YOUR INSTRUCTIONS →
Report only the number of lines that hold the word "true".

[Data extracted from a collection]
----------------

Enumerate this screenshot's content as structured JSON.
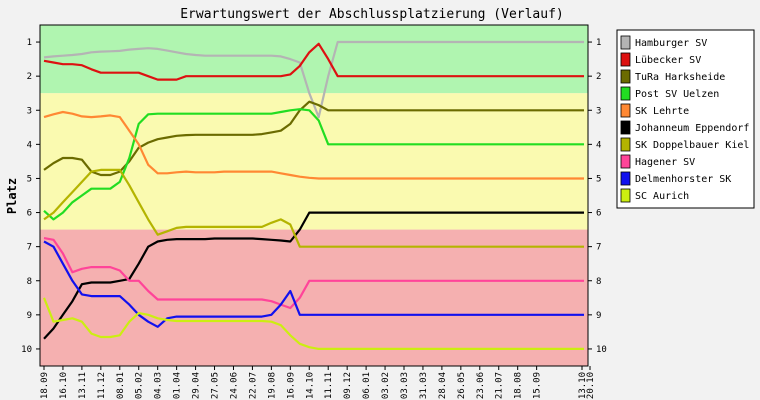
{
  "chart_data": {
    "type": "line",
    "title": "Erwartungswert der Abschlussplatzierung (Verlauf)",
    "xlabel": "",
    "ylabel": "Platz",
    "ylim": [
      0.5,
      10.5
    ],
    "y_inverted": true,
    "y_ticks": [
      1,
      2,
      3,
      4,
      5,
      6,
      7,
      8,
      9,
      10
    ],
    "y_ticks_both_sides": true,
    "grid": false,
    "legend_position": "right",
    "zones": [
      {
        "from": 0.5,
        "to": 2.5,
        "color": "#b0f5b0"
      },
      {
        "from": 2.5,
        "to": 6.5,
        "color": "#fafab0"
      },
      {
        "from": 6.5,
        "to": 10.5,
        "color": "#f5b0b0"
      }
    ],
    "x_tick_labels": [
      "18.09",
      "16.10",
      "13.11",
      "11.12",
      "08.01",
      "05.02",
      "04.03",
      "01.04",
      "29.04",
      "27.05",
      "24.06",
      "22.07",
      "19.08",
      "16.09",
      "14.10",
      "11.11",
      "09.12",
      "06.01",
      "03.02",
      "03.03",
      "31.03",
      "28.04",
      "26.05",
      "23.06",
      "21.07",
      "18.08",
      "15.09",
      "13.10",
      "20.10"
    ],
    "x": [
      0,
      1,
      2,
      3,
      4,
      5,
      6,
      7,
      8,
      9,
      10,
      11,
      12,
      13,
      14,
      15,
      16,
      17,
      18,
      19,
      20,
      21,
      22,
      23,
      24,
      25,
      26,
      27,
      28,
      29,
      30,
      31,
      32,
      33,
      34,
      35,
      36,
      37,
      38,
      39,
      40,
      41,
      42,
      43,
      44,
      45,
      46,
      47,
      48,
      49,
      50,
      51,
      52,
      53,
      54,
      55,
      56,
      57
    ],
    "series": [
      {
        "name": "Hamburger SV",
        "color": "#b4b4b4",
        "values": [
          1.45,
          1.42,
          1.4,
          1.38,
          1.35,
          1.3,
          1.28,
          1.27,
          1.26,
          1.22,
          1.2,
          1.18,
          1.2,
          1.25,
          1.3,
          1.35,
          1.38,
          1.4,
          1.4,
          1.4,
          1.4,
          1.4,
          1.4,
          1.4,
          1.4,
          1.42,
          1.5,
          1.6,
          2.5,
          3.2,
          2.0,
          1.0,
          1.0,
          1.0,
          1.0,
          1.0,
          1.0,
          1.0,
          1.0,
          1.0,
          1.0,
          1.0,
          1.0,
          1.0,
          1.0,
          1.0,
          1.0,
          1.0,
          1.0,
          1.0,
          1.0,
          1.0,
          1.0,
          1.0,
          1.0,
          1.0,
          1.0,
          1.0
        ]
      },
      {
        "name": "Lübecker SV",
        "color": "#dd1111",
        "values": [
          1.55,
          1.6,
          1.65,
          1.65,
          1.68,
          1.8,
          1.9,
          1.9,
          1.9,
          1.9,
          1.9,
          2.0,
          2.1,
          2.1,
          2.1,
          2.0,
          2.0,
          2.0,
          2.0,
          2.0,
          2.0,
          2.0,
          2.0,
          2.0,
          2.0,
          2.0,
          1.95,
          1.7,
          1.3,
          1.05,
          1.5,
          2.0,
          2.0,
          2.0,
          2.0,
          2.0,
          2.0,
          2.0,
          2.0,
          2.0,
          2.0,
          2.0,
          2.0,
          2.0,
          2.0,
          2.0,
          2.0,
          2.0,
          2.0,
          2.0,
          2.0,
          2.0,
          2.0,
          2.0,
          2.0,
          2.0,
          2.0,
          2.0
        ]
      },
      {
        "name": "TuRa Harksheide",
        "color": "#6b6b00",
        "values": [
          4.75,
          4.55,
          4.4,
          4.4,
          4.45,
          4.8,
          4.9,
          4.9,
          4.8,
          4.5,
          4.1,
          3.95,
          3.85,
          3.8,
          3.75,
          3.73,
          3.72,
          3.72,
          3.72,
          3.72,
          3.72,
          3.72,
          3.72,
          3.7,
          3.65,
          3.6,
          3.4,
          3.0,
          2.75,
          2.85,
          3.0,
          3.0,
          3.0,
          3.0,
          3.0,
          3.0,
          3.0,
          3.0,
          3.0,
          3.0,
          3.0,
          3.0,
          3.0,
          3.0,
          3.0,
          3.0,
          3.0,
          3.0,
          3.0,
          3.0,
          3.0,
          3.0,
          3.0,
          3.0,
          3.0,
          3.0,
          3.0,
          3.0
        ]
      },
      {
        "name": "Post SV Uelzen",
        "color": "#22dd22",
        "values": [
          5.95,
          6.2,
          6.0,
          5.7,
          5.5,
          5.3,
          5.3,
          5.3,
          5.1,
          4.4,
          3.4,
          3.12,
          3.1,
          3.1,
          3.1,
          3.1,
          3.1,
          3.1,
          3.1,
          3.1,
          3.1,
          3.1,
          3.1,
          3.1,
          3.1,
          3.05,
          3.0,
          2.97,
          3.0,
          3.3,
          4.0,
          4.0,
          4.0,
          4.0,
          4.0,
          4.0,
          4.0,
          4.0,
          4.0,
          4.0,
          4.0,
          4.0,
          4.0,
          4.0,
          4.0,
          4.0,
          4.0,
          4.0,
          4.0,
          4.0,
          4.0,
          4.0,
          4.0,
          4.0,
          4.0,
          4.0,
          4.0,
          4.0
        ]
      },
      {
        "name": "SK Lehrte",
        "color": "#ff8833",
        "values": [
          3.2,
          3.12,
          3.05,
          3.1,
          3.18,
          3.2,
          3.18,
          3.15,
          3.2,
          3.6,
          4.0,
          4.6,
          4.85,
          4.85,
          4.82,
          4.8,
          4.82,
          4.82,
          4.82,
          4.8,
          4.8,
          4.8,
          4.8,
          4.8,
          4.8,
          4.85,
          4.9,
          4.95,
          4.98,
          5.0,
          5.0,
          5.0,
          5.0,
          5.0,
          5.0,
          5.0,
          5.0,
          5.0,
          5.0,
          5.0,
          5.0,
          5.0,
          5.0,
          5.0,
          5.0,
          5.0,
          5.0,
          5.0,
          5.0,
          5.0,
          5.0,
          5.0,
          5.0,
          5.0,
          5.0,
          5.0,
          5.0,
          5.0
        ]
      },
      {
        "name": "Johanneum Eppendorf",
        "color": "#000000",
        "values": [
          9.7,
          9.4,
          9.0,
          8.6,
          8.1,
          8.05,
          8.05,
          8.05,
          8.0,
          7.95,
          7.5,
          7.0,
          6.85,
          6.8,
          6.78,
          6.78,
          6.78,
          6.78,
          6.76,
          6.76,
          6.76,
          6.76,
          6.76,
          6.78,
          6.8,
          6.82,
          6.85,
          6.5,
          6.0,
          6.0,
          6.0,
          6.0,
          6.0,
          6.0,
          6.0,
          6.0,
          6.0,
          6.0,
          6.0,
          6.0,
          6.0,
          6.0,
          6.0,
          6.0,
          6.0,
          6.0,
          6.0,
          6.0,
          6.0,
          6.0,
          6.0,
          6.0,
          6.0,
          6.0,
          6.0,
          6.0,
          6.0,
          6.0
        ]
      },
      {
        "name": "SK Doppelbauer Kiel",
        "color": "#b4b400",
        "values": [
          6.2,
          6.0,
          5.7,
          5.4,
          5.1,
          4.8,
          4.75,
          4.75,
          4.75,
          5.2,
          5.7,
          6.2,
          6.65,
          6.55,
          6.45,
          6.42,
          6.42,
          6.42,
          6.42,
          6.42,
          6.42,
          6.42,
          6.42,
          6.42,
          6.3,
          6.2,
          6.35,
          7.0,
          7.0,
          7.0,
          7.0,
          7.0,
          7.0,
          7.0,
          7.0,
          7.0,
          7.0,
          7.0,
          7.0,
          7.0,
          7.0,
          7.0,
          7.0,
          7.0,
          7.0,
          7.0,
          7.0,
          7.0,
          7.0,
          7.0,
          7.0,
          7.0,
          7.0,
          7.0,
          7.0,
          7.0,
          7.0,
          7.0
        ]
      },
      {
        "name": "Hagener SV",
        "color": "#ff4499",
        "values": [
          6.75,
          6.8,
          7.2,
          7.75,
          7.65,
          7.6,
          7.6,
          7.6,
          7.7,
          8.0,
          8.0,
          8.3,
          8.55,
          8.55,
          8.55,
          8.55,
          8.55,
          8.55,
          8.55,
          8.55,
          8.55,
          8.55,
          8.55,
          8.55,
          8.6,
          8.7,
          8.8,
          8.5,
          8.0,
          8.0,
          8.0,
          8.0,
          8.0,
          8.0,
          8.0,
          8.0,
          8.0,
          8.0,
          8.0,
          8.0,
          8.0,
          8.0,
          8.0,
          8.0,
          8.0,
          8.0,
          8.0,
          8.0,
          8.0,
          8.0,
          8.0,
          8.0,
          8.0,
          8.0,
          8.0,
          8.0,
          8.0,
          8.0
        ]
      },
      {
        "name": "Delmenhorster SK",
        "color": "#1111ee",
        "values": [
          6.85,
          7.0,
          7.5,
          8.0,
          8.4,
          8.45,
          8.45,
          8.45,
          8.45,
          8.7,
          9.0,
          9.2,
          9.35,
          9.1,
          9.05,
          9.05,
          9.05,
          9.05,
          9.05,
          9.05,
          9.05,
          9.05,
          9.05,
          9.05,
          9.0,
          8.7,
          8.3,
          9.0,
          9.0,
          9.0,
          9.0,
          9.0,
          9.0,
          9.0,
          9.0,
          9.0,
          9.0,
          9.0,
          9.0,
          9.0,
          9.0,
          9.0,
          9.0,
          9.0,
          9.0,
          9.0,
          9.0,
          9.0,
          9.0,
          9.0,
          9.0,
          9.0,
          9.0,
          9.0,
          9.0,
          9.0,
          9.0,
          9.0
        ]
      },
      {
        "name": "SC Aurich",
        "color": "#ccee11",
        "values": [
          8.5,
          9.2,
          9.15,
          9.1,
          9.2,
          9.55,
          9.65,
          9.65,
          9.6,
          9.2,
          8.95,
          9.0,
          9.1,
          9.15,
          9.18,
          9.18,
          9.18,
          9.18,
          9.18,
          9.18,
          9.18,
          9.18,
          9.18,
          9.18,
          9.2,
          9.3,
          9.6,
          9.85,
          9.95,
          10.0,
          10.0,
          10.0,
          10.0,
          10.0,
          10.0,
          10.0,
          10.0,
          10.0,
          10.0,
          10.0,
          10.0,
          10.0,
          10.0,
          10.0,
          10.0,
          10.0,
          10.0,
          10.0,
          10.0,
          10.0,
          10.0,
          10.0,
          10.0,
          10.0,
          10.0,
          10.0,
          10.0,
          10.0
        ]
      }
    ]
  }
}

----------------

REPLY →
2